/---
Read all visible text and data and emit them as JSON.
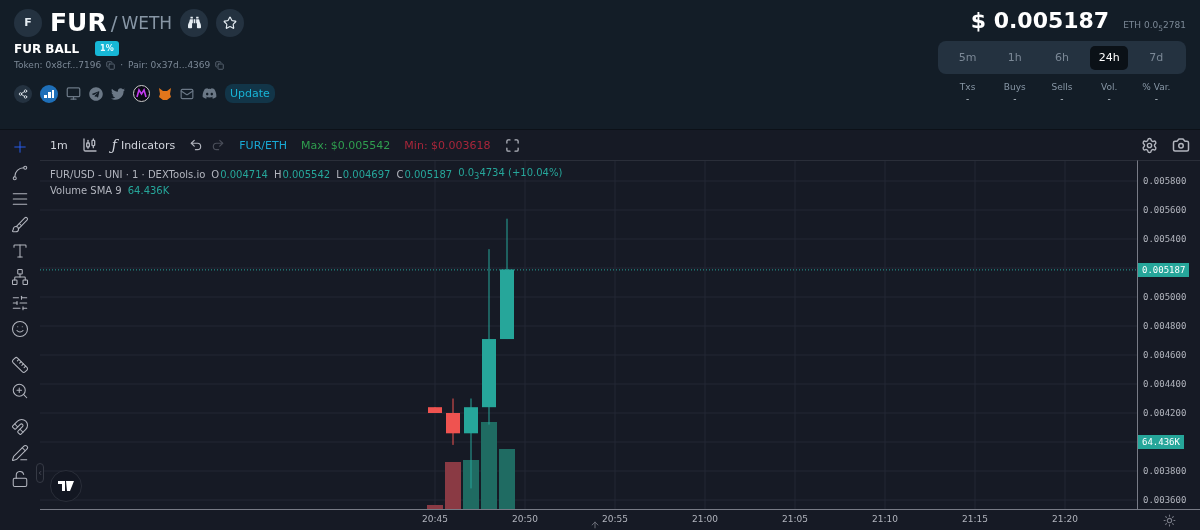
{
  "pair": {
    "avatar": "F",
    "base": "FUR",
    "separator": "/",
    "quote": "WETH"
  },
  "token": {
    "name": "FUR BALL",
    "tax_badge": "1%",
    "token_label": "Token: 0x8cf...7196",
    "dot": "·",
    "pair_label": "Pair: 0x37d...4369"
  },
  "update_button": "Update",
  "price": {
    "usd": "$ 0.005187",
    "eth": "ETH 0.0$_{5}$2781"
  },
  "periods": [
    {
      "label": "5m",
      "selected": false
    },
    {
      "label": "1h",
      "selected": false
    },
    {
      "label": "6h",
      "selected": false
    },
    {
      "label": "24h",
      "selected": true
    },
    {
      "label": "7d",
      "selected": false
    }
  ],
  "stats": [
    {
      "label": "Txs",
      "value": "-"
    },
    {
      "label": "Buys",
      "value": "-"
    },
    {
      "label": "Sells",
      "value": "-"
    },
    {
      "label": "Vol.",
      "value": "-"
    },
    {
      "label": "% Var.",
      "value": "-"
    }
  ],
  "chart_toolbar": {
    "interval": "1m",
    "function_glyph": "ƒ",
    "indicators": "Indicators",
    "undo": {
      "disabled": false
    },
    "redo": {
      "disabled": true
    },
    "pair": "FUR/ETH",
    "max": "Max: $0.005542",
    "min": "Min: $0.003618"
  },
  "tools": [
    {
      "kind": "crosshair",
      "selected": true
    },
    {
      "kind": "trendline",
      "selected": false
    },
    {
      "kind": "lines",
      "selected": false
    },
    {
      "kind": "brush",
      "selected": false
    },
    {
      "kind": "text",
      "selected": false
    },
    {
      "kind": "pattern",
      "selected": false
    },
    {
      "kind": "fib",
      "selected": false
    },
    {
      "kind": "emoji",
      "selected": false
    },
    {
      "kind": "ruler",
      "selected": false
    },
    {
      "kind": "zoom",
      "selected": false
    },
    {
      "kind": "magnet",
      "selected": false
    },
    {
      "kind": "drawlock",
      "selected": false
    },
    {
      "kind": "lock",
      "selected": false
    }
  ],
  "legend": {
    "symbol": "FUR/USD - UNI · 1 · DEXTools.io",
    "ohlc": [
      {
        "key": "O",
        "value": "0.004714"
      },
      {
        "key": "H",
        "value": "0.005542"
      },
      {
        "key": "L",
        "value": "0.004697"
      },
      {
        "key": "C",
        "value": "0.005187"
      }
    ],
    "change": "0.0$_{3}$4734 (+10.04%)",
    "volume_label": "Volume SMA 9",
    "volume_value": "64.436K"
  },
  "price_axis": [
    "0.005800",
    "0.005600",
    "0.005400",
    "0.005000",
    "0.004800",
    "0.004600",
    "0.004400",
    "0.004200",
    "0.003800",
    "0.003600"
  ],
  "last_price": "0.005187",
  "volume_badge": "64.436K",
  "time_axis": [
    "20:45",
    "20:50",
    "20:55",
    "21:00",
    "21:05",
    "21:10",
    "21:15",
    "21:20"
  ]
}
\---
* DIRECTIONS FOR THIS TASK: From the listing above, find the number of lines with the word "text" in them. Answer with the number only.

* RESULT BELOW: 2